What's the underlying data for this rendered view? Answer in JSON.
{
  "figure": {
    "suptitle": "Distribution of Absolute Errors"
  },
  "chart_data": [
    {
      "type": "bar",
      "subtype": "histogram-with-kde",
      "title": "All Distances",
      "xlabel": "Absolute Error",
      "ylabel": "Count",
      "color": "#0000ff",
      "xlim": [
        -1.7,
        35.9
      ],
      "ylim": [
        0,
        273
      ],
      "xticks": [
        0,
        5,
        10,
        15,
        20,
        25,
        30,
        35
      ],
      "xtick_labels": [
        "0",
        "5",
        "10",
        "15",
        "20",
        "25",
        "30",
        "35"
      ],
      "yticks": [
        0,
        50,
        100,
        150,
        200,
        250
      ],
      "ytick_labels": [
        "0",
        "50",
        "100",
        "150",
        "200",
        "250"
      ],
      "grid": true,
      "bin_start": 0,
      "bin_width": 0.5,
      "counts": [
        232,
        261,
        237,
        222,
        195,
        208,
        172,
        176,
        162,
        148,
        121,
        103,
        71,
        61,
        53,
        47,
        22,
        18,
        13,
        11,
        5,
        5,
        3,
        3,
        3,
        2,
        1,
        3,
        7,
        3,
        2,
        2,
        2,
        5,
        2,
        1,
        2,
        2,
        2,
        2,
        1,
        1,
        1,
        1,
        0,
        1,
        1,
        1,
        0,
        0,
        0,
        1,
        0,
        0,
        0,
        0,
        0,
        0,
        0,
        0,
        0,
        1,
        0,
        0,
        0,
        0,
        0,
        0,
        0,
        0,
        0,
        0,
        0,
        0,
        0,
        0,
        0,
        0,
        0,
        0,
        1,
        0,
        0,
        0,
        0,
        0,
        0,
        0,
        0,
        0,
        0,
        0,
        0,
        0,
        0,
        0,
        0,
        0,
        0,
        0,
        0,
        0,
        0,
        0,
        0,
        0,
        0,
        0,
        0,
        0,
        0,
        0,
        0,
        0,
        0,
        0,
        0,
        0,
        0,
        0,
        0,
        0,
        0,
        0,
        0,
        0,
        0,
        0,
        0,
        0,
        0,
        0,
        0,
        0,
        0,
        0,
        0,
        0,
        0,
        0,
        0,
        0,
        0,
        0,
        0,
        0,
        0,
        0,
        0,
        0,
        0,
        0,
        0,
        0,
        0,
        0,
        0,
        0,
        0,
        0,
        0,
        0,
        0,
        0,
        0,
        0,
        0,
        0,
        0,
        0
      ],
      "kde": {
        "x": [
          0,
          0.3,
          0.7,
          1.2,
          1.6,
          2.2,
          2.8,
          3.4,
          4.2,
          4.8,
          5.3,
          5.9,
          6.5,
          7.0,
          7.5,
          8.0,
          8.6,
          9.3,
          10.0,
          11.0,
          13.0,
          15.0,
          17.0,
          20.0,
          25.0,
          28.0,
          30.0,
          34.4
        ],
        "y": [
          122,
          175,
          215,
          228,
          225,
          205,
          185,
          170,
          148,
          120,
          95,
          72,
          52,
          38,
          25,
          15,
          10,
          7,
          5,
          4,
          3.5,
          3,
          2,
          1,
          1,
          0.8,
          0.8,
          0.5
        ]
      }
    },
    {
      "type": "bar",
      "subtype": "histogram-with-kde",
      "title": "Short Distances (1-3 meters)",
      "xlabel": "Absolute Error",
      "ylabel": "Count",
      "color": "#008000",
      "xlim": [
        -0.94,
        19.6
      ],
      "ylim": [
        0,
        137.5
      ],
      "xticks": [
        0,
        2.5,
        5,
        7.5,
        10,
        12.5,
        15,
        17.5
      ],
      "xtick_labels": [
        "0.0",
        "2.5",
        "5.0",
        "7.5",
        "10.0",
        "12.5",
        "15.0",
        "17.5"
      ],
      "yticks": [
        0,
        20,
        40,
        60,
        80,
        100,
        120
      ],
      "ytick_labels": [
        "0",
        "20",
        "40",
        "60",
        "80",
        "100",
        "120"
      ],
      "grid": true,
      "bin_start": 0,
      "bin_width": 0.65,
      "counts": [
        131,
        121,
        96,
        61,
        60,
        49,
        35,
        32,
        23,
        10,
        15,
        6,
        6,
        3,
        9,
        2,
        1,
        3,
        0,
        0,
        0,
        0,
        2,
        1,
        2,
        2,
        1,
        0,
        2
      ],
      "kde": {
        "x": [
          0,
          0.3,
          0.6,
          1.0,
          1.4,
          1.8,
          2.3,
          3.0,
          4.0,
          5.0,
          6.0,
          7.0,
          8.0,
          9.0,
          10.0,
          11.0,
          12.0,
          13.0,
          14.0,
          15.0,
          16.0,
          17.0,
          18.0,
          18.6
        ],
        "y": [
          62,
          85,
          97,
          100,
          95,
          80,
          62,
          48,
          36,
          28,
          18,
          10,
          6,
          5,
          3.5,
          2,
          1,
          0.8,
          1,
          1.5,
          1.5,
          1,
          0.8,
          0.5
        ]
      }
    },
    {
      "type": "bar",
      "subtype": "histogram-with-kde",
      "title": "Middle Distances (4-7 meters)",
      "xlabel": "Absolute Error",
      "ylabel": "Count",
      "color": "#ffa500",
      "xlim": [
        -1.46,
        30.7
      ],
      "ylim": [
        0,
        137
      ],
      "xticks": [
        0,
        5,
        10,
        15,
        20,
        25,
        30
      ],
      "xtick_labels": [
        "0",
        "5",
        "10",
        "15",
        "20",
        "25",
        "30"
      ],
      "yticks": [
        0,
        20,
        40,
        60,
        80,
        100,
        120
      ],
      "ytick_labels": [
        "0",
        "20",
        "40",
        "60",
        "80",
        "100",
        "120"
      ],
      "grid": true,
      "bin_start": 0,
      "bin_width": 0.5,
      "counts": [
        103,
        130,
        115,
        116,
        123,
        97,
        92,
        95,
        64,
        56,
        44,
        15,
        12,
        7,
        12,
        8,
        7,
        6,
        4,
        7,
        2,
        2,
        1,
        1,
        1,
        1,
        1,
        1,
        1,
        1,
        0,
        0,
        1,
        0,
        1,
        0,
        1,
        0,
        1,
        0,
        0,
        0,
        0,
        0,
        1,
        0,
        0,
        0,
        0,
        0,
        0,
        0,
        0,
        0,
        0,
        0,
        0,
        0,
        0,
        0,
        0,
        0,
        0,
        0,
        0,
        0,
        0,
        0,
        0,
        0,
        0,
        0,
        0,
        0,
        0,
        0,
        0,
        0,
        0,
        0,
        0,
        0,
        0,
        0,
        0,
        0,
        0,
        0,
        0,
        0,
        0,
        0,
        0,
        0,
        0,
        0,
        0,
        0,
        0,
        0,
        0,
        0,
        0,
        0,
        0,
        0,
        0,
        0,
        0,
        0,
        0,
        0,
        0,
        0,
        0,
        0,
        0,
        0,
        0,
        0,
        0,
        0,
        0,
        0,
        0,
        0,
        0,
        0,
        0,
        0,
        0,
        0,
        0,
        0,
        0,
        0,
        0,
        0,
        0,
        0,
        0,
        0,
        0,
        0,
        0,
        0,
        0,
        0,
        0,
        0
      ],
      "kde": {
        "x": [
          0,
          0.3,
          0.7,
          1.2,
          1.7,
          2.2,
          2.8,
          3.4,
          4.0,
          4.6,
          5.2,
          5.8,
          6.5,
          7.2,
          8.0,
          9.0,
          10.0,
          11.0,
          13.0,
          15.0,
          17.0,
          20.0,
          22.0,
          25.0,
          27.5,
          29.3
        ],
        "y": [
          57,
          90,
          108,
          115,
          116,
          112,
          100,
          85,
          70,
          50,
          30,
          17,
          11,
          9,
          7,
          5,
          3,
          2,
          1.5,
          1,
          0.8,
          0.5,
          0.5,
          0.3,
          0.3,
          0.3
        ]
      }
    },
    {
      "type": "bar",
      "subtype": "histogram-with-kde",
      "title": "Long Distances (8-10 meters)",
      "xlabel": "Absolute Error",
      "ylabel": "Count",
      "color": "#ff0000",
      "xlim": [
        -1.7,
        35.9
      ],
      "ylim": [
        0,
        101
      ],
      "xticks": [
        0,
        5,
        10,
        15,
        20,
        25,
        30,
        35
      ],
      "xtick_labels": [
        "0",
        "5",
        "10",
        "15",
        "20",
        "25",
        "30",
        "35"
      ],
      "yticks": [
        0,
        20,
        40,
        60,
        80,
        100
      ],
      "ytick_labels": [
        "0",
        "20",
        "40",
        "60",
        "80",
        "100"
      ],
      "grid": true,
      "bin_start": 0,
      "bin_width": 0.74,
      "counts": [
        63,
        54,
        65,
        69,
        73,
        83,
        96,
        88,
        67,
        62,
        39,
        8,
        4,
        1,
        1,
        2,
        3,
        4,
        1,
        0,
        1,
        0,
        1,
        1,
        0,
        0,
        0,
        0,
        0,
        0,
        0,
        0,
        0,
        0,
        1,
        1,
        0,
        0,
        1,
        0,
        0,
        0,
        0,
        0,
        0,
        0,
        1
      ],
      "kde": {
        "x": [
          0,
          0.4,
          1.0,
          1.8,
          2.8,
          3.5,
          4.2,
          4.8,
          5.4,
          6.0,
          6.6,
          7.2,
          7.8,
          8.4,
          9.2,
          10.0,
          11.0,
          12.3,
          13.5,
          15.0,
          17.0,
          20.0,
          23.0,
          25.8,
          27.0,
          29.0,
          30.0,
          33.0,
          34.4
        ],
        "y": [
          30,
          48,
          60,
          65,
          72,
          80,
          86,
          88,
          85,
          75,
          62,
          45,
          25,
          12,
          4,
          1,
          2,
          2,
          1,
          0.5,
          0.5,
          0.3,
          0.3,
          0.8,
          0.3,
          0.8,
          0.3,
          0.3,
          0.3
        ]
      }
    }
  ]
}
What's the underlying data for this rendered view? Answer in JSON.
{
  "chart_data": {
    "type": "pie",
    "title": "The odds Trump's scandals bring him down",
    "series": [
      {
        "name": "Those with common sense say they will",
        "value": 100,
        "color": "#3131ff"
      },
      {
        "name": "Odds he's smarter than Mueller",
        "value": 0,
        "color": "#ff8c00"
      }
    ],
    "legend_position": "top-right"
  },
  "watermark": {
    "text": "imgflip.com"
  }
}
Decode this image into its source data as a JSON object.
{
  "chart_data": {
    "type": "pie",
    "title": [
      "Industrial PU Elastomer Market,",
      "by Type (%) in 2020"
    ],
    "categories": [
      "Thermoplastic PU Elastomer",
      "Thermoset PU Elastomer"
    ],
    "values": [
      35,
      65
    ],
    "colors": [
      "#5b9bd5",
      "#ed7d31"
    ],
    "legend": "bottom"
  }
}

_What the task requires_:
Check each line in the records for the word "Elastomer" and say how many have it, with nothing else.

_Written answer_:
3